(Records)
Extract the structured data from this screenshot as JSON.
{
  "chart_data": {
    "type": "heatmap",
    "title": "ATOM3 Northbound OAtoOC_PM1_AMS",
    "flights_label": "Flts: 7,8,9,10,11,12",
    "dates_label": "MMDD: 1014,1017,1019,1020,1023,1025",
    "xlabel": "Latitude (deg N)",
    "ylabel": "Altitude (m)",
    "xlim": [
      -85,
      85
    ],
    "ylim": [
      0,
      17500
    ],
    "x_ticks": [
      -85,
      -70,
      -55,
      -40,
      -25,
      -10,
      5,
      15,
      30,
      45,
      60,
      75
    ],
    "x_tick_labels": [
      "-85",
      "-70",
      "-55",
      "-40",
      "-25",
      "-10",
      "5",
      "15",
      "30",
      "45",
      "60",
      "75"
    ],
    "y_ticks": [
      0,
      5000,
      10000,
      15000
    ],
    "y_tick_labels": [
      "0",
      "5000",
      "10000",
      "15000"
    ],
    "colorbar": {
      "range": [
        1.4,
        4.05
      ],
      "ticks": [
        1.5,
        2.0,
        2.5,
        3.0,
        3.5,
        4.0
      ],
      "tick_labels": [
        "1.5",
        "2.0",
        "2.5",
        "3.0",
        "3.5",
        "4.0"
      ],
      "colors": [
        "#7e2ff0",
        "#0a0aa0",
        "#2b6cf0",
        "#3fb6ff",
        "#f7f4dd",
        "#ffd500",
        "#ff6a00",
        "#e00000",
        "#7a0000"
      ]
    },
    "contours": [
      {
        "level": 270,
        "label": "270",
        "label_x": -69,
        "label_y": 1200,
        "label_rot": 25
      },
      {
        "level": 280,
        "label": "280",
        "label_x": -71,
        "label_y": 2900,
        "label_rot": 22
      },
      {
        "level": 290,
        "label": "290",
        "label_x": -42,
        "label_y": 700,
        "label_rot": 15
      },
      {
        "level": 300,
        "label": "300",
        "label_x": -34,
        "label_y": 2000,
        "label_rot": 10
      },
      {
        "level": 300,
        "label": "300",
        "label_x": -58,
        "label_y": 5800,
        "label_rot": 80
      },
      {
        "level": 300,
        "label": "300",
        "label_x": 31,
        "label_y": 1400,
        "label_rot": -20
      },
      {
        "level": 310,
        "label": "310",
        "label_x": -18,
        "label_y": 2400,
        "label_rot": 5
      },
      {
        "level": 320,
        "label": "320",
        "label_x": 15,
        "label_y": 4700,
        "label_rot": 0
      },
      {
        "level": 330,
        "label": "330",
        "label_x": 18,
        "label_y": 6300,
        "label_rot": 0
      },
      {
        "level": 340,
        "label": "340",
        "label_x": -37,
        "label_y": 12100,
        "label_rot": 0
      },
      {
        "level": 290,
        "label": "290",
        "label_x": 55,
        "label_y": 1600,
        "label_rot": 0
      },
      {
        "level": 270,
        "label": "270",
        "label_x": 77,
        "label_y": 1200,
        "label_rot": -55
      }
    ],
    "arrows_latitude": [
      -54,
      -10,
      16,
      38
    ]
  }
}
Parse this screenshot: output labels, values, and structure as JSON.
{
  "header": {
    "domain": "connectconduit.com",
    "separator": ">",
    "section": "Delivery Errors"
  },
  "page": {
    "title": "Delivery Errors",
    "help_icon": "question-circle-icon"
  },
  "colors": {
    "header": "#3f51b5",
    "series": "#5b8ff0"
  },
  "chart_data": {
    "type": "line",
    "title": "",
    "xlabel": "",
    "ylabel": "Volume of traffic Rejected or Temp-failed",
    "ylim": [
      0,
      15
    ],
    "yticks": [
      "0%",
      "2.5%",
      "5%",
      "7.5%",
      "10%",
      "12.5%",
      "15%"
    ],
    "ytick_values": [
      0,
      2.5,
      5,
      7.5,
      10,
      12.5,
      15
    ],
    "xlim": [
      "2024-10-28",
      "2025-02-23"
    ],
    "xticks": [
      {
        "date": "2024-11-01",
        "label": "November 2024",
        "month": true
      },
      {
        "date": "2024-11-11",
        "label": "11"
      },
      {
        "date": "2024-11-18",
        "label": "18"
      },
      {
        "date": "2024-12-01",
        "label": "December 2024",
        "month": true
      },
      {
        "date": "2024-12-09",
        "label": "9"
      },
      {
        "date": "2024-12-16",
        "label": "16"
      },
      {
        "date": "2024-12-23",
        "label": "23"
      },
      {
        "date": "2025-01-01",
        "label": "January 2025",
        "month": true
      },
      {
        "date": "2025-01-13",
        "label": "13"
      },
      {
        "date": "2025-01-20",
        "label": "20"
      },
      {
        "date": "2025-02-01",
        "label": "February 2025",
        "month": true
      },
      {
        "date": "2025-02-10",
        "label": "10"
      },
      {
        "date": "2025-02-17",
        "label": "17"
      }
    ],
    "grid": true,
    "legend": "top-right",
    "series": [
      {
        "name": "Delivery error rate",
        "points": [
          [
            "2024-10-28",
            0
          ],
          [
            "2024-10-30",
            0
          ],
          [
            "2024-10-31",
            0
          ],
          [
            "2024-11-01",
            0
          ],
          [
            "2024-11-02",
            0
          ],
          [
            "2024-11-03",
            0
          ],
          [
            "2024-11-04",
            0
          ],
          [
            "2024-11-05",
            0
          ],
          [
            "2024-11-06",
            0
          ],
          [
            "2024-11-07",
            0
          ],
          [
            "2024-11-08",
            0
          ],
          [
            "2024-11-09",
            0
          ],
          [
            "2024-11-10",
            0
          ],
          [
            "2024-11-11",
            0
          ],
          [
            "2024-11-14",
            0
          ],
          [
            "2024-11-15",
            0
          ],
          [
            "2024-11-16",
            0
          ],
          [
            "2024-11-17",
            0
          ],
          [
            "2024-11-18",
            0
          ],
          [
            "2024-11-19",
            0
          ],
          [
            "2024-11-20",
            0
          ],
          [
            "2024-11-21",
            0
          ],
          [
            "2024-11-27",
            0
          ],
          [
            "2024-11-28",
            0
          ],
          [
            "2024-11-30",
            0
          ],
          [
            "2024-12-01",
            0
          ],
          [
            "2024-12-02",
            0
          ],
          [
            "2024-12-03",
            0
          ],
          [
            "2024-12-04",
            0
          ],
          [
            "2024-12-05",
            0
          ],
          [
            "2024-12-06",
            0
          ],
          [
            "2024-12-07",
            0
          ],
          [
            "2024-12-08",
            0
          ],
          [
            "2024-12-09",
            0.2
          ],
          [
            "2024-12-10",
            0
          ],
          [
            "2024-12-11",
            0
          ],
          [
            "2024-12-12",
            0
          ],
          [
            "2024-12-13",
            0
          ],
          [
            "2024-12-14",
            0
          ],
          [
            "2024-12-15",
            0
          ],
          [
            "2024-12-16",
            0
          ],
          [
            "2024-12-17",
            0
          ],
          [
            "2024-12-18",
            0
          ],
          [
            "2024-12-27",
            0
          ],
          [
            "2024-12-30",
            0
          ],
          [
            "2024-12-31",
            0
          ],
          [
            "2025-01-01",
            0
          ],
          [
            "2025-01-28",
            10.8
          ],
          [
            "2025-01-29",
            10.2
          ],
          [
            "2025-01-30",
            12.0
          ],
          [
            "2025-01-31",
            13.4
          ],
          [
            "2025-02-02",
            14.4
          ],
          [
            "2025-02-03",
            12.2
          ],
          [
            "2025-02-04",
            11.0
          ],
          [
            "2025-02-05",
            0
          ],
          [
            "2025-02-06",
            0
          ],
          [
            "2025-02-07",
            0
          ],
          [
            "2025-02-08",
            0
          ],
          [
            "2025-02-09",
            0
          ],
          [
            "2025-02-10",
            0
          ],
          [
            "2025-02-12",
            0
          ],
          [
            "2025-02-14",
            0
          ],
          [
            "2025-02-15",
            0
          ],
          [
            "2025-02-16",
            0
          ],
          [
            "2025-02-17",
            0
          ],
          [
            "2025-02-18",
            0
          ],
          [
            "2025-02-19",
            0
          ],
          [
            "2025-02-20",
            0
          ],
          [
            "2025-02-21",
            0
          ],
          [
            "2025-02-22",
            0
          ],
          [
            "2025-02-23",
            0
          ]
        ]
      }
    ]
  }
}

* * *

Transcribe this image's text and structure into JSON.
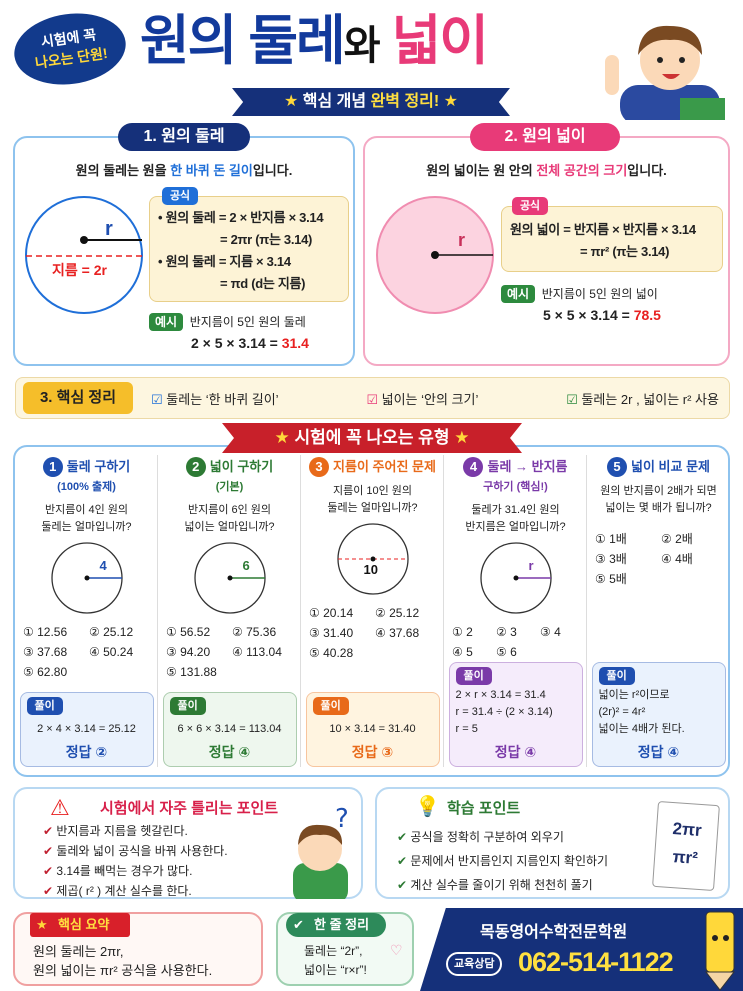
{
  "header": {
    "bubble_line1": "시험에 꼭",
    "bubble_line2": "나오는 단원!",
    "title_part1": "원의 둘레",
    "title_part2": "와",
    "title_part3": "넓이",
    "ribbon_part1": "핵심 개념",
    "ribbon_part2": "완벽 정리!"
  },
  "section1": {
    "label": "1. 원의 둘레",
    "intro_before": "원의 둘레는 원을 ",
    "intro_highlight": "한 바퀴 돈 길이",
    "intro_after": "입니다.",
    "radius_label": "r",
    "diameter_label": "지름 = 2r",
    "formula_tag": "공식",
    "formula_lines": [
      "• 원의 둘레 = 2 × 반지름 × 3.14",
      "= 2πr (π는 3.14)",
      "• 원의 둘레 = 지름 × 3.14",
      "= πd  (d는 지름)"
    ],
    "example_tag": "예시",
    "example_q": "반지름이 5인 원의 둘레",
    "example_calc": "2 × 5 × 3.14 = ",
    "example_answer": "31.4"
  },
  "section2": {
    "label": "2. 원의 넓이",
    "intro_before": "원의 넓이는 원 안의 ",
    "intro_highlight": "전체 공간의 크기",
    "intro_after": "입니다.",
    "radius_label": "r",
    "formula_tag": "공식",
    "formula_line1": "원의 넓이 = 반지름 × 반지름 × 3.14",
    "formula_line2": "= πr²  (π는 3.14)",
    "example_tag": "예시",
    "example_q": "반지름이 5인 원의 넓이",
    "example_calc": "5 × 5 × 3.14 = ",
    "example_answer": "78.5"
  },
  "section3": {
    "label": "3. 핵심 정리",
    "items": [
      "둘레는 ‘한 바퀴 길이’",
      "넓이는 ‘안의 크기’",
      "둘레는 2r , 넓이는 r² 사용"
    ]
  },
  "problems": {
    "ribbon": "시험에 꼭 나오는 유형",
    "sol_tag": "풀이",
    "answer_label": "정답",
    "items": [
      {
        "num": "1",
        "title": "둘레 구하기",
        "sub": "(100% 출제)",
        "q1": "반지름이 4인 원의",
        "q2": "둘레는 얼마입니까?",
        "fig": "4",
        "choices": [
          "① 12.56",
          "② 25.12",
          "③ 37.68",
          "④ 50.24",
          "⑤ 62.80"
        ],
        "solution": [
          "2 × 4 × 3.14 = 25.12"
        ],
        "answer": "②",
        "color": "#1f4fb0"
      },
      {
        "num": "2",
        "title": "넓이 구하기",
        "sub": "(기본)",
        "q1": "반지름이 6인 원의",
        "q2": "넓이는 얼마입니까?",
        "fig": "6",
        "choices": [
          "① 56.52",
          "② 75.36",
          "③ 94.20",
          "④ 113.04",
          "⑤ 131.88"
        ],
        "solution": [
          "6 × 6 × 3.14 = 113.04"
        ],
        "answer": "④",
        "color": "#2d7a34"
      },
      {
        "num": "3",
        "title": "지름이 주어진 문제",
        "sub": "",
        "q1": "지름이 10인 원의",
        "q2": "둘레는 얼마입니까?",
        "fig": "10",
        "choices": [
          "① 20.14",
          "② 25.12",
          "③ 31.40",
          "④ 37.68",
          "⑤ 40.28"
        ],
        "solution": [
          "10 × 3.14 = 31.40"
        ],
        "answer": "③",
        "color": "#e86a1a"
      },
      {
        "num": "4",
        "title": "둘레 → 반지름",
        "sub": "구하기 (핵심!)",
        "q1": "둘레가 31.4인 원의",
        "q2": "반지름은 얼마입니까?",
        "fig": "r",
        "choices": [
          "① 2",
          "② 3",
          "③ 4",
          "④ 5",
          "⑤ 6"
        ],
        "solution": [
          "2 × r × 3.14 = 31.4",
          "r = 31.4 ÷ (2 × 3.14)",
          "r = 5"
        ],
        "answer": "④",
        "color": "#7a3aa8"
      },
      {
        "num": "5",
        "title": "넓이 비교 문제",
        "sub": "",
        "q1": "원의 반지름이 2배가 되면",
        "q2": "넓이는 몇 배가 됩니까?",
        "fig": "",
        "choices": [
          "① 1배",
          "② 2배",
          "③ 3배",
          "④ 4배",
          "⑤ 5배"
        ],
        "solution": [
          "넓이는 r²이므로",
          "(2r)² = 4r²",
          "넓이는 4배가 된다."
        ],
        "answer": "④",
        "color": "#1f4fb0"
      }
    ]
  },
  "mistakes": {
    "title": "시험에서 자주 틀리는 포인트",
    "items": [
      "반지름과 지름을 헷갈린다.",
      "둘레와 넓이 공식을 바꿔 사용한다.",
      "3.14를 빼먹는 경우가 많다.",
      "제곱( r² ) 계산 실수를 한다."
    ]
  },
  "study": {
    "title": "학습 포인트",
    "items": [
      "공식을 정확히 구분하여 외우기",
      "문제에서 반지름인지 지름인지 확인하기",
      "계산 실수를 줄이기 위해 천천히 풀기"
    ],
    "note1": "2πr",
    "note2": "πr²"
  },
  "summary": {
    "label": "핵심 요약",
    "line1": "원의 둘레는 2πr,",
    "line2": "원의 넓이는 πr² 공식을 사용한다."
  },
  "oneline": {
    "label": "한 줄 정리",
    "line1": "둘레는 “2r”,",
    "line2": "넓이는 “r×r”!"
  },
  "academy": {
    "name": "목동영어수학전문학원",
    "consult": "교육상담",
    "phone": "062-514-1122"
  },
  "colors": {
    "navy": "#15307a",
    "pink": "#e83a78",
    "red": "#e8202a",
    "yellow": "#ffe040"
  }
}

■ **Short exercise**
Go through the lines above. Select every one that has the string "사용한다".

■ **Solution to this exercise**
      "둘레와 넓이 공식을 바꿔 사용한다.",
    "line2": "원의 넓이는 πr² 공식을 사용한다."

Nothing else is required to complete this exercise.